#### JOB
Using the records below, reproduce exactly the lines from the one containing "Extract the structured" through the end, and nothing more; skip the images.

#### RECORD EXTRACTS
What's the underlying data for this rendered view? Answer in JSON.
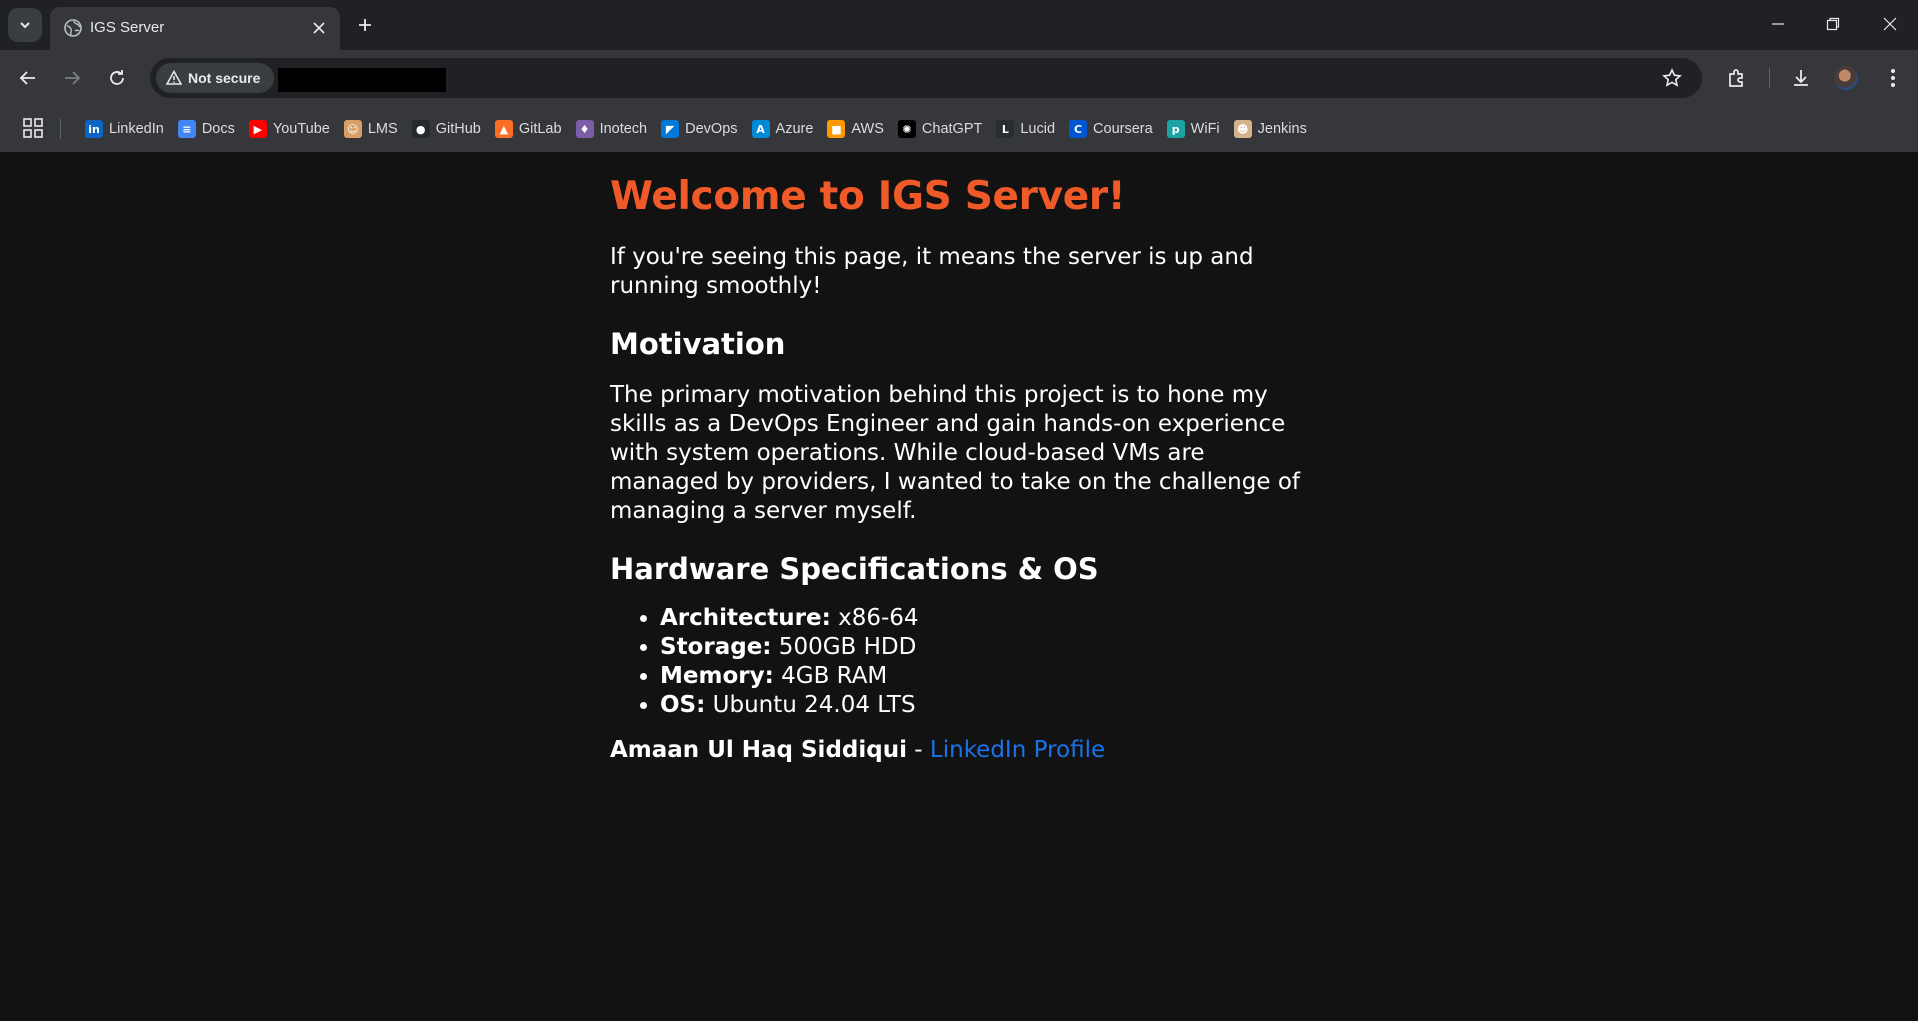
{
  "browser": {
    "tab": {
      "title": "IGS Server"
    },
    "security_chip": "Not secure",
    "bookmarks": [
      {
        "label": "LinkedIn",
        "icon": "linkedin-icon",
        "color": "#0a66c2",
        "glyph": "in"
      },
      {
        "label": "Docs",
        "icon": "docs-icon",
        "color": "#4285f4",
        "glyph": "≡"
      },
      {
        "label": "YouTube",
        "icon": "youtube-icon",
        "color": "#ff0000",
        "glyph": "▶"
      },
      {
        "label": "LMS",
        "icon": "lms-icon",
        "color": "#d9a066",
        "glyph": "☺"
      },
      {
        "label": "GitHub",
        "icon": "github-icon",
        "color": "#24292e",
        "glyph": "●"
      },
      {
        "label": "GitLab",
        "icon": "gitlab-icon",
        "color": "#fc6d26",
        "glyph": "▲"
      },
      {
        "label": "Inotech",
        "icon": "inotech-icon",
        "color": "#7b5ea7",
        "glyph": "♦"
      },
      {
        "label": "DevOps",
        "icon": "devops-icon",
        "color": "#0078d7",
        "glyph": "◤"
      },
      {
        "label": "Azure",
        "icon": "azure-icon",
        "color": "#0089d6",
        "glyph": "A"
      },
      {
        "label": "AWS",
        "icon": "aws-icon",
        "color": "#ff9900",
        "glyph": "■"
      },
      {
        "label": "ChatGPT",
        "icon": "chatgpt-icon",
        "color": "#000000",
        "glyph": "✺"
      },
      {
        "label": "Lucid",
        "icon": "lucid-icon",
        "color": "#282c33",
        "glyph": "L"
      },
      {
        "label": "Coursera",
        "icon": "coursera-icon",
        "color": "#0056d2",
        "glyph": "C"
      },
      {
        "label": "WiFi",
        "icon": "wifi-icon",
        "color": "#1aa3a3",
        "glyph": "p"
      },
      {
        "label": "Jenkins",
        "icon": "jenkins-icon",
        "color": "#d4b48c",
        "glyph": "☻"
      }
    ]
  },
  "page": {
    "heading": "Welcome to IGS Server!",
    "intro": "If you're seeing this page, it means the server is up and running smoothly!",
    "motivation_heading": "Motivation",
    "motivation_text": "The primary motivation behind this project is to hone my skills as a DevOps Engineer and gain hands-on experience with system operations. While cloud-based VMs are managed by providers, I wanted to take on the challenge of managing a server myself.",
    "hardware_heading": "Hardware Specifications & OS",
    "specs": [
      {
        "label": "Architecture:",
        "value": " x86-64"
      },
      {
        "label": "Storage:",
        "value": " 500GB HDD"
      },
      {
        "label": "Memory:",
        "value": " 4GB RAM"
      },
      {
        "label": "OS:",
        "value": " Ubuntu 24.04 LTS"
      }
    ],
    "author": "Amaan Ul Haq Siddiqui",
    "separator": " - ",
    "link_text": "LinkedIn Profile"
  },
  "colors": {
    "heading": "#f05a28",
    "link": "#1a73e8",
    "background": "#121212"
  }
}
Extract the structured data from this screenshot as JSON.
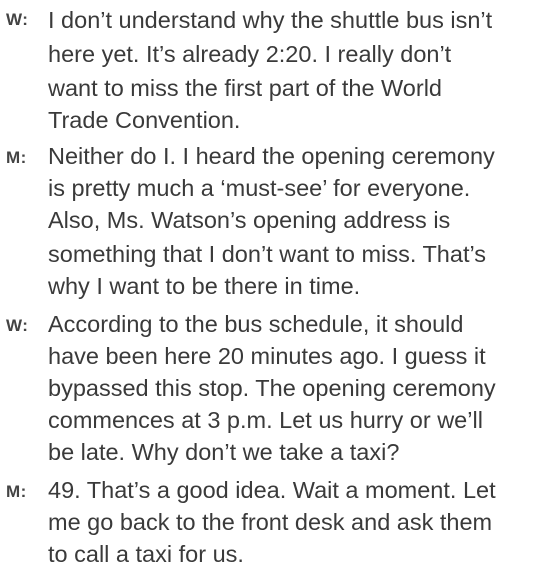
{
  "dialogue": [
    {
      "speaker": "W:",
      "lines": [
        "I don’t understand why the shuttle bus isn’t",
        "here yet. It’s already 2:20. I really don’t",
        "want to miss the first part of the World",
        "Trade Convention."
      ]
    },
    {
      "speaker": "M:",
      "lines": [
        "Neither do I. I heard the opening ceremony",
        "is pretty much a ‘must-see’ for everyone.",
        "Also, Ms. Watson’s opening address is",
        "something that I don’t want to miss. That’s",
        "why I want to be there in time."
      ]
    },
    {
      "speaker": "W:",
      "lines": [
        "According to the bus schedule, it should",
        "have been here 20 minutes ago. I guess it",
        "bypassed this stop. The opening ceremony",
        "commences at 3 p.m. Let us hurry or we’ll",
        "be late. Why don’t we take a taxi?"
      ]
    },
    {
      "speaker": "M:",
      "lines": [
        "49. That’s a good idea. Wait a moment. Let",
        "me go back to the front desk and ask them",
        "to call a taxi for us."
      ]
    }
  ]
}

#### COMPLETED EXERCISE
Extract the structured data from this screenshot as JSON.
{
  "dialogue": [
    {
      "speaker": "W:",
      "lines": [
        "I don’t understand why the shuttle bus isn’t",
        "here yet. It’s already 2:20. I really don’t",
        "want to miss the first part of the World",
        "Trade Convention."
      ]
    },
    {
      "speaker": "M:",
      "lines": [
        "Neither do I. I heard the opening ceremony",
        "is pretty much a ‘must-see’ for everyone.",
        "Also, Ms. Watson’s opening address is",
        "something that I don’t want to miss. That’s",
        "why I want to be there in time."
      ]
    },
    {
      "speaker": "W:",
      "lines": [
        "According to the bus schedule, it should",
        "have been here 20 minutes ago. I guess it",
        "bypassed this stop. The opening ceremony",
        "commences at 3 p.m. Let us hurry or we’ll",
        "be late. Why don’t we take a taxi?"
      ]
    },
    {
      "speaker": "M:",
      "lines": [
        "49. That’s a good idea. Wait a moment. Let",
        "me go back to the front desk and ask them",
        "to call a taxi for us."
      ]
    }
  ]
}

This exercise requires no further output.